[SHORT EXERCISE]:
Below is a set of records; restate each one word for word.
-- begin --
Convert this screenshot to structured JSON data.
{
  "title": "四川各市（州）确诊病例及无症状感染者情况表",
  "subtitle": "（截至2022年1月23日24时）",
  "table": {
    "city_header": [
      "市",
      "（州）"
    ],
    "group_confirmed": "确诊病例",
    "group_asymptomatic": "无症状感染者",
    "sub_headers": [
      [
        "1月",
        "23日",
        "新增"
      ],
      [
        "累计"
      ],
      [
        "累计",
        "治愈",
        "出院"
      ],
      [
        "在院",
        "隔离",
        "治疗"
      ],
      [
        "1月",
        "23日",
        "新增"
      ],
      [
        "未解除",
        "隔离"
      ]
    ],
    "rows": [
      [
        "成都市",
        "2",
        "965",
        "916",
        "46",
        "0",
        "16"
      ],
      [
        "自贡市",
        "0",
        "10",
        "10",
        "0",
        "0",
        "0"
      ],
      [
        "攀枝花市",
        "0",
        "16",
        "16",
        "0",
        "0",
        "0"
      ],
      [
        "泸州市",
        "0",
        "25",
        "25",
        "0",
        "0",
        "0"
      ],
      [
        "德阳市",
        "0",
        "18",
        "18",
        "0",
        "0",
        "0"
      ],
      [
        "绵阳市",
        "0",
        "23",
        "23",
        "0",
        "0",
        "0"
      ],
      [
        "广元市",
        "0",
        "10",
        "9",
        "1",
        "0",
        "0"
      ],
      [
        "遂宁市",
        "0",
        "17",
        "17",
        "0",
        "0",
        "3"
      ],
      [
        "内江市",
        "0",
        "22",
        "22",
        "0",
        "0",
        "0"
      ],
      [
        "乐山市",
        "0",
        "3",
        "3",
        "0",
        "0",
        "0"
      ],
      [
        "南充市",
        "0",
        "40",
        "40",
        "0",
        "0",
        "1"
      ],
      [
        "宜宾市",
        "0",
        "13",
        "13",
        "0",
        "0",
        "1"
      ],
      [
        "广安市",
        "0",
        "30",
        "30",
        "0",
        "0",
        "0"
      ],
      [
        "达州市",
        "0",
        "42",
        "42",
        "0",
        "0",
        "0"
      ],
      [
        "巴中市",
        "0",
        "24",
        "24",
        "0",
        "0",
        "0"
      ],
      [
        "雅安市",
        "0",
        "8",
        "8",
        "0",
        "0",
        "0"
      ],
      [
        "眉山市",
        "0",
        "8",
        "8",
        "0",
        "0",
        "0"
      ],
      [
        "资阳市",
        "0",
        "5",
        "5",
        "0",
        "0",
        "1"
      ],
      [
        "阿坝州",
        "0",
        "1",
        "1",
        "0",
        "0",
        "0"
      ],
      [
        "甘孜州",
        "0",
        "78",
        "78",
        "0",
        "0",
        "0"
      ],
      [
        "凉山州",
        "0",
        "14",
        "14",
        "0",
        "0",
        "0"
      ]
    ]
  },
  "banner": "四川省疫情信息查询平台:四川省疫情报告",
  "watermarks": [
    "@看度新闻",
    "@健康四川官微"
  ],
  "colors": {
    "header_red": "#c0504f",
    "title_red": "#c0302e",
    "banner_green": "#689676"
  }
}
-- end --
[OUTPUT FOR THIS EXERCISE]:
Convert this screenshot to structured JSON data.
{
  "title": "四川各市（州）确诊病例及无症状感染者情况表",
  "subtitle": "（截至2022年1月23日24时）",
  "table": {
    "city_header": [
      "市",
      "（州）"
    ],
    "group_confirmed": "确诊病例",
    "group_asymptomatic": "无症状感染者",
    "sub_headers": [
      [
        "1月",
        "23日",
        "新增"
      ],
      [
        "累计"
      ],
      [
        "累计",
        "治愈",
        "出院"
      ],
      [
        "在院",
        "隔离",
        "治疗"
      ],
      [
        "1月",
        "23日",
        "新增"
      ],
      [
        "未解除",
        "隔离"
      ]
    ],
    "rows": [
      [
        "成都市",
        "2",
        "965",
        "916",
        "46",
        "0",
        "16"
      ],
      [
        "自贡市",
        "0",
        "10",
        "10",
        "0",
        "0",
        "0"
      ],
      [
        "攀枝花市",
        "0",
        "16",
        "16",
        "0",
        "0",
        "0"
      ],
      [
        "泸州市",
        "0",
        "25",
        "25",
        "0",
        "0",
        "0"
      ],
      [
        "德阳市",
        "0",
        "18",
        "18",
        "0",
        "0",
        "0"
      ],
      [
        "绵阳市",
        "0",
        "23",
        "23",
        "0",
        "0",
        "0"
      ],
      [
        "广元市",
        "0",
        "10",
        "9",
        "1",
        "0",
        "0"
      ],
      [
        "遂宁市",
        "0",
        "17",
        "17",
        "0",
        "0",
        "3"
      ],
      [
        "内江市",
        "0",
        "22",
        "22",
        "0",
        "0",
        "0"
      ],
      [
        "乐山市",
        "0",
        "3",
        "3",
        "0",
        "0",
        "0"
      ],
      [
        "南充市",
        "0",
        "40",
        "40",
        "0",
        "0",
        "1"
      ],
      [
        "宜宾市",
        "0",
        "13",
        "13",
        "0",
        "0",
        "1"
      ],
      [
        "广安市",
        "0",
        "30",
        "30",
        "0",
        "0",
        "0"
      ],
      [
        "达州市",
        "0",
        "42",
        "42",
        "0",
        "0",
        "0"
      ],
      [
        "巴中市",
        "0",
        "24",
        "24",
        "0",
        "0",
        "0"
      ],
      [
        "雅安市",
        "0",
        "8",
        "8",
        "0",
        "0",
        "0"
      ],
      [
        "眉山市",
        "0",
        "8",
        "8",
        "0",
        "0",
        "0"
      ],
      [
        "资阳市",
        "0",
        "5",
        "5",
        "0",
        "0",
        "1"
      ],
      [
        "阿坝州",
        "0",
        "1",
        "1",
        "0",
        "0",
        "0"
      ],
      [
        "甘孜州",
        "0",
        "78",
        "78",
        "0",
        "0",
        "0"
      ],
      [
        "凉山州",
        "0",
        "14",
        "14",
        "0",
        "0",
        "0"
      ]
    ]
  },
  "banner": "四川省疫情信息查询平台:四川省疫情报告",
  "watermarks": [
    "@看度新闻",
    "@健康四川官微"
  ],
  "colors": {
    "header_red": "#c0504f",
    "title_red": "#c0302e",
    "banner_green": "#689676"
  }
}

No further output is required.